## DIRECTIONS
Which lines below hold the word "aistudio"? Report each one.

## DATA RECORDS
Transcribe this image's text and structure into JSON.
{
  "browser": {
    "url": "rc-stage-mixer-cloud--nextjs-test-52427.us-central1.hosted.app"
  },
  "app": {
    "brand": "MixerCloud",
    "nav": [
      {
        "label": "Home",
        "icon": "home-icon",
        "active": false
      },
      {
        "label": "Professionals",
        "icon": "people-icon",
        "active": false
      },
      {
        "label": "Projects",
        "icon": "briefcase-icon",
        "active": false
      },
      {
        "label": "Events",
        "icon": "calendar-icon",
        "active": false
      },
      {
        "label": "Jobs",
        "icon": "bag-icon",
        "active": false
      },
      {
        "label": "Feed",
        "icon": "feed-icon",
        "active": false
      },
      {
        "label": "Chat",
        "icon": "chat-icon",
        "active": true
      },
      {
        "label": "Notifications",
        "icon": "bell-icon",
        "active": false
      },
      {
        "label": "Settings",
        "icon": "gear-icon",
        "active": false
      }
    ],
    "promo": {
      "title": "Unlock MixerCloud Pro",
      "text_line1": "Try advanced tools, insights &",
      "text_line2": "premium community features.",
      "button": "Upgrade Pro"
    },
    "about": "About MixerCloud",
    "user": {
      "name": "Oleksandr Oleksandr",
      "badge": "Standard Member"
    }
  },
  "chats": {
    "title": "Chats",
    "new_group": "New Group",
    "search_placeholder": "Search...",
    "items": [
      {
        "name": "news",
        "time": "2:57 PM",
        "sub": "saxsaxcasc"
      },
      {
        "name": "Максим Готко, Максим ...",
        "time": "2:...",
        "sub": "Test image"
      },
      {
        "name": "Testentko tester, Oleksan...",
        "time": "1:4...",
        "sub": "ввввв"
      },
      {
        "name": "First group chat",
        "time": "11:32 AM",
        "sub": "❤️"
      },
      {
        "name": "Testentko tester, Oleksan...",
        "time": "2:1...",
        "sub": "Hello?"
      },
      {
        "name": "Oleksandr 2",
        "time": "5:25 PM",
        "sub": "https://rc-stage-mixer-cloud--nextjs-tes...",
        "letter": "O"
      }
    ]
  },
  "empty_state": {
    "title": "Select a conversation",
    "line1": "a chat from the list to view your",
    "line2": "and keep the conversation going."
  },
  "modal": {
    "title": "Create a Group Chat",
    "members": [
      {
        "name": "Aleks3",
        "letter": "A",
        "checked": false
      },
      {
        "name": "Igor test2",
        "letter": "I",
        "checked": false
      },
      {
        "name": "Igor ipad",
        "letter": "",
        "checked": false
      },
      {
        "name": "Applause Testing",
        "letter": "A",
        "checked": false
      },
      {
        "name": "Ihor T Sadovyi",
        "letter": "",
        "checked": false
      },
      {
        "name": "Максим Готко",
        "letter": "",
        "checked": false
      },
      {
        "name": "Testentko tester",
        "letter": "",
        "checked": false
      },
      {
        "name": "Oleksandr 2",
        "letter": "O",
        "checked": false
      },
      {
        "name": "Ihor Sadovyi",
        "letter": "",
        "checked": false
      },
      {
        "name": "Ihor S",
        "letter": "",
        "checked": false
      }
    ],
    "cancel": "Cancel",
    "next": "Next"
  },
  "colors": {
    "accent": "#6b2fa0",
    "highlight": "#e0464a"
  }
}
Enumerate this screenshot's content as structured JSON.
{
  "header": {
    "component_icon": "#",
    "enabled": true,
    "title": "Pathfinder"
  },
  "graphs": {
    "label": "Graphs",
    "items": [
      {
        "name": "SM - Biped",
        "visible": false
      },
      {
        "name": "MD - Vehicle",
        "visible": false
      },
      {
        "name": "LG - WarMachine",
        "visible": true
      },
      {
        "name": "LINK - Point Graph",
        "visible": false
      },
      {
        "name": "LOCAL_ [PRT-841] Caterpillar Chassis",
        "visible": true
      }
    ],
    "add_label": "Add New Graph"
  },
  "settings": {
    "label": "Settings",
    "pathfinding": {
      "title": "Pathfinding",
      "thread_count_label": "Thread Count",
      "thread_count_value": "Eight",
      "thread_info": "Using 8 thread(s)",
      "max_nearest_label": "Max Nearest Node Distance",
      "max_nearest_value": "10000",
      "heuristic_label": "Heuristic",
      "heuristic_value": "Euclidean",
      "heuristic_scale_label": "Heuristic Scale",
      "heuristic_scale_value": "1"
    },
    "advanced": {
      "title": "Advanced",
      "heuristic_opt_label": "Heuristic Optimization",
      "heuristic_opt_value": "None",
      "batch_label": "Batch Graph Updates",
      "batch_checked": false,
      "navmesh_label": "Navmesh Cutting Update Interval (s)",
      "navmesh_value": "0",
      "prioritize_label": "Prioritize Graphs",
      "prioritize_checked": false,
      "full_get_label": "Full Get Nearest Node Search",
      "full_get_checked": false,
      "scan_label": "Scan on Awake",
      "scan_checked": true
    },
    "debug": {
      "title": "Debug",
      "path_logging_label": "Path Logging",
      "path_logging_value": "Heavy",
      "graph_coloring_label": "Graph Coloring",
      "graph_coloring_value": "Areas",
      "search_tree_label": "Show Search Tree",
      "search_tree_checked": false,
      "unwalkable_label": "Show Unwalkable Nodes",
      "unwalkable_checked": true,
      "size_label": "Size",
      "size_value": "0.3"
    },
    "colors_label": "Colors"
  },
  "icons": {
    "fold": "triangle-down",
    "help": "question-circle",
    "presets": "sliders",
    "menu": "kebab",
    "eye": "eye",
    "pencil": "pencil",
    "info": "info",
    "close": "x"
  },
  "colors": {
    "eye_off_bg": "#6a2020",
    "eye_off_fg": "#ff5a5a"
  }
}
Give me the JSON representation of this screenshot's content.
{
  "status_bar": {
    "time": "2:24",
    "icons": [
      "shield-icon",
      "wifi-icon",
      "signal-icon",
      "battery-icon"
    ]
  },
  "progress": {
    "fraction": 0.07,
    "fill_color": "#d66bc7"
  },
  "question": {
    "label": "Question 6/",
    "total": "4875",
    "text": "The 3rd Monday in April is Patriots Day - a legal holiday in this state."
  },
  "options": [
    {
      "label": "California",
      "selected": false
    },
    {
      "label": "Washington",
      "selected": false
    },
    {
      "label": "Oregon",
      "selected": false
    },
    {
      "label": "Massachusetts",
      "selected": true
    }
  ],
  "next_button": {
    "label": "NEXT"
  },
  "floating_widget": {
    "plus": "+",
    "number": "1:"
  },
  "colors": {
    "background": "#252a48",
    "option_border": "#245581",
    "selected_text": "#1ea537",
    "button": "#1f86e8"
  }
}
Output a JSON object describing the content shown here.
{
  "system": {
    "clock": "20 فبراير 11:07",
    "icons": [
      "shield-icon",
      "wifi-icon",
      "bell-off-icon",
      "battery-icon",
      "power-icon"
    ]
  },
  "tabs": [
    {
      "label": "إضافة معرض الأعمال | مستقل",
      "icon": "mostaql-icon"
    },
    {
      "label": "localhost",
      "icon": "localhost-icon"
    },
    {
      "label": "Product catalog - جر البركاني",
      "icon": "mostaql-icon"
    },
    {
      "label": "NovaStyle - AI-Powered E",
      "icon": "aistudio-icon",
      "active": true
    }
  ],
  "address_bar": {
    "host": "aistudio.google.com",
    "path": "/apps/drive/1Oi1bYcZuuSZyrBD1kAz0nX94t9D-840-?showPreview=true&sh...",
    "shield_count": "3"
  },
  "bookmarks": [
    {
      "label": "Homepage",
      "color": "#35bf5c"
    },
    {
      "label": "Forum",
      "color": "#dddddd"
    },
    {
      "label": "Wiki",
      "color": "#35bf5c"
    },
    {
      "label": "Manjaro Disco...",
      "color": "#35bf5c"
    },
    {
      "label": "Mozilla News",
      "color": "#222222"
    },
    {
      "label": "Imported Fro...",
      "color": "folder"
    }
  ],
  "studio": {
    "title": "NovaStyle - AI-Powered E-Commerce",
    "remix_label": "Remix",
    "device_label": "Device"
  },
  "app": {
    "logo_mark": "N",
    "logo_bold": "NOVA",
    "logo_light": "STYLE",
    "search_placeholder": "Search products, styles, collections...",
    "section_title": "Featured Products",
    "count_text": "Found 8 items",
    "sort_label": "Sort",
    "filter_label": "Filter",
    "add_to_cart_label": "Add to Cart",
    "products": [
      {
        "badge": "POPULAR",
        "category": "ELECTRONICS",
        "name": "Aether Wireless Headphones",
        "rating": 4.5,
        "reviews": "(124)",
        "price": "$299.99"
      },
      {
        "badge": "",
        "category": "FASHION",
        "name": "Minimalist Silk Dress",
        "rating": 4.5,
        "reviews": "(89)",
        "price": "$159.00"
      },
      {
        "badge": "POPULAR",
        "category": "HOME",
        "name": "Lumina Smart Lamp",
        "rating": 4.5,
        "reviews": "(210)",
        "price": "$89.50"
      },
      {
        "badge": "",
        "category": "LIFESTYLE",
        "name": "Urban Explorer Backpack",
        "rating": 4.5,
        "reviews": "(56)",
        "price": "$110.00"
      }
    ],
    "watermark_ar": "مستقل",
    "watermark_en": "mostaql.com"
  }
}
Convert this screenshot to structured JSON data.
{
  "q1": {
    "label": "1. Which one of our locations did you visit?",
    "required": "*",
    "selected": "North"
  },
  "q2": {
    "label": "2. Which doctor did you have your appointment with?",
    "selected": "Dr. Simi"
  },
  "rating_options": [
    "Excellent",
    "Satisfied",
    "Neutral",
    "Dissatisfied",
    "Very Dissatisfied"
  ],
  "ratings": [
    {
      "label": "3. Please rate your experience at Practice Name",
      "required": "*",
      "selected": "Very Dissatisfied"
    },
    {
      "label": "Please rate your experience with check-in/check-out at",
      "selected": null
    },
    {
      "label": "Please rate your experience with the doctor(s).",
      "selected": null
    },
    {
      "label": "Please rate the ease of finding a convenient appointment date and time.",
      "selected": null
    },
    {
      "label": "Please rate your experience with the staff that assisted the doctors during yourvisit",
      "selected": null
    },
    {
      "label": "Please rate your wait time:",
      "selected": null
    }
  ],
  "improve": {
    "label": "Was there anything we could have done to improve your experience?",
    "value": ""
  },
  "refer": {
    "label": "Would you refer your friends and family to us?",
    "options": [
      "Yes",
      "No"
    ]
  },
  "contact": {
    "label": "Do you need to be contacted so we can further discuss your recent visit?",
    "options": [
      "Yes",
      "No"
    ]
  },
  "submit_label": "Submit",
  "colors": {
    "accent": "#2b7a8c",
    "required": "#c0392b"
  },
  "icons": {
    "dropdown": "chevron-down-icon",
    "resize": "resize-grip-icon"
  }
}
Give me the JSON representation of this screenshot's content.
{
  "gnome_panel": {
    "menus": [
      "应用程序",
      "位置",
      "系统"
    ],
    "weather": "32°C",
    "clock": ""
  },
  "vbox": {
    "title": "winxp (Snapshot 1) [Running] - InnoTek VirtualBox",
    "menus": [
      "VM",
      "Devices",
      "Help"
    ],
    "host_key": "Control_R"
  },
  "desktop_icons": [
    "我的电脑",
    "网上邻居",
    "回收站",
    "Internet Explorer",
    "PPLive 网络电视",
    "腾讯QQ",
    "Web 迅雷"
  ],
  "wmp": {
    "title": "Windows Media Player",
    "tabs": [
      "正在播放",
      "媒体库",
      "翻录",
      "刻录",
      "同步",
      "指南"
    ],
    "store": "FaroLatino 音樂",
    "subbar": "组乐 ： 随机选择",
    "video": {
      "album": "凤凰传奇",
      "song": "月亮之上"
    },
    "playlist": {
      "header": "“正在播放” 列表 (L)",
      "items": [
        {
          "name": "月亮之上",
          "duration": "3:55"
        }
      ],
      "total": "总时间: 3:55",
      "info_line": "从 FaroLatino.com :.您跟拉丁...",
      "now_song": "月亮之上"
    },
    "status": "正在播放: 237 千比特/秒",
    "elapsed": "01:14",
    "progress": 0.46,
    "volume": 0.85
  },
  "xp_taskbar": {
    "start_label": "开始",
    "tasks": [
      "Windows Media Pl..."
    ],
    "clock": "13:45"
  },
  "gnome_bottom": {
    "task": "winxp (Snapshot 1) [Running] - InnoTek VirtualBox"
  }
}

## CORRECT RESPONSE
      "icon": "aistudio-icon",
    "host": "aistudio.google.com",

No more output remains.